DIRECTIONS FOR THIS TASK: Each line of the material must be repeated precisely, with the pictures left out.

-------- SUPPLIED RECORDS --------

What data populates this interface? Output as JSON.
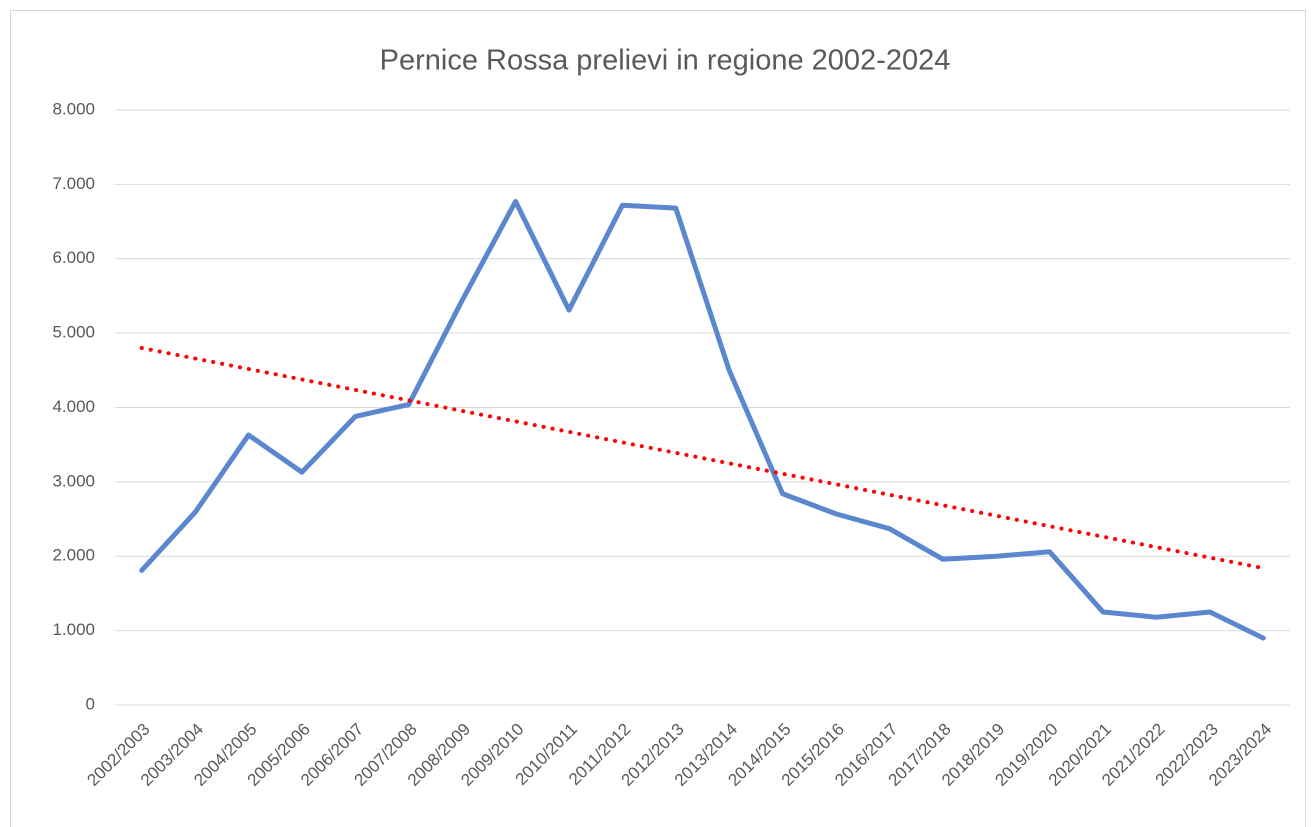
{
  "chart_data": {
    "type": "line",
    "title": "Pernice Rossa prelievi in regione 2002-2024",
    "categories": [
      "2002/2003",
      "2003/2004",
      "2004/2005",
      "2005/2006",
      "2006/2007",
      "2007/2008",
      "2008/2009",
      "2009/2010",
      "2010/2011",
      "2011/2012",
      "2012/2013",
      "2013/2014",
      "2014/2015",
      "2015/2016",
      "2016/2017",
      "2017/2018",
      "2018/2019",
      "2019/2020",
      "2020/2021",
      "2021/2022",
      "2022/2023",
      "2023/2024"
    ],
    "series": [
      {
        "color": "#5b87cf",
        "values": [
          1810,
          2590,
          3630,
          3130,
          3880,
          4040,
          5440,
          6770,
          5310,
          6720,
          6680,
          4500,
          2840,
          2570,
          2370,
          1960,
          2000,
          2060,
          1250,
          1180,
          1250,
          900
        ]
      }
    ],
    "trendline": {
      "type": "linear",
      "style": "dotted",
      "color": "#ff0000",
      "start": 4800,
      "end": 1840
    },
    "ylim": [
      0,
      8000
    ],
    "yticks": [
      0,
      {
        "value": 1000,
        "label": "1.000"
      },
      {
        "value": 2000,
        "label": "2.000"
      },
      {
        "value": 3000,
        "label": "3.000"
      },
      {
        "value": 4000,
        "label": "4.000"
      },
      {
        "value": 5000,
        "label": "5.000"
      },
      {
        "value": 6000,
        "label": "6.000"
      },
      {
        "value": 7000,
        "label": "7.000"
      },
      {
        "value": 8000,
        "label": "8.000"
      }
    ],
    "grid": true
  }
}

--------

FULL SOLUTION:
What data populates this interface? Output as JSON.
{
  "chart_data": {
    "type": "line",
    "title": "Pernice Rossa prelievi in regione 2002-2024",
    "categories": [
      "2002/2003",
      "2003/2004",
      "2004/2005",
      "2005/2006",
      "2006/2007",
      "2007/2008",
      "2008/2009",
      "2009/2010",
      "2010/2011",
      "2011/2012",
      "2012/2013",
      "2013/2014",
      "2014/2015",
      "2015/2016",
      "2016/2017",
      "2017/2018",
      "2018/2019",
      "2019/2020",
      "2020/2021",
      "2021/2022",
      "2022/2023",
      "2023/2024"
    ],
    "series": [
      {
        "color": "#5b87cf",
        "values": [
          1810,
          2590,
          3630,
          3130,
          3880,
          4040,
          5440,
          6770,
          5310,
          6720,
          6680,
          4500,
          2840,
          2570,
          2370,
          1960,
          2000,
          2060,
          1250,
          1180,
          1250,
          900
        ]
      }
    ],
    "trendline": {
      "type": "linear",
      "style": "dotted",
      "color": "#ff0000",
      "start": 4800,
      "end": 1840
    },
    "ylim": [
      0,
      8000
    ],
    "yticks": [
      0,
      {
        "value": 1000,
        "label": "1.000"
      },
      {
        "value": 2000,
        "label": "2.000"
      },
      {
        "value": 3000,
        "label": "3.000"
      },
      {
        "value": 4000,
        "label": "4.000"
      },
      {
        "value": 5000,
        "label": "5.000"
      },
      {
        "value": 6000,
        "label": "6.000"
      },
      {
        "value": 7000,
        "label": "7.000"
      },
      {
        "value": 8000,
        "label": "8.000"
      }
    ],
    "grid": true
  }
}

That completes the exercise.